> _Short problem_
In the listing below, count each line containing "Adobe" and answer with the count only.

> _Given data_
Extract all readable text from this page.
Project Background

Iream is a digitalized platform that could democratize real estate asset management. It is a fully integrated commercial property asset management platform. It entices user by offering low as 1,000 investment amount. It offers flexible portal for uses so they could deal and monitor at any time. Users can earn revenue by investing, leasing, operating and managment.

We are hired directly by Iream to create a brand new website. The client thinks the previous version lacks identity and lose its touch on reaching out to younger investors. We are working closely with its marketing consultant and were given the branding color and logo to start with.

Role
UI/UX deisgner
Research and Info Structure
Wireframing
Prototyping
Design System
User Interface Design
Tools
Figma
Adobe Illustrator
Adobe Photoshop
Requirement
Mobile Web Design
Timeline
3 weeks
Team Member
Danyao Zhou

> _Written solution_
2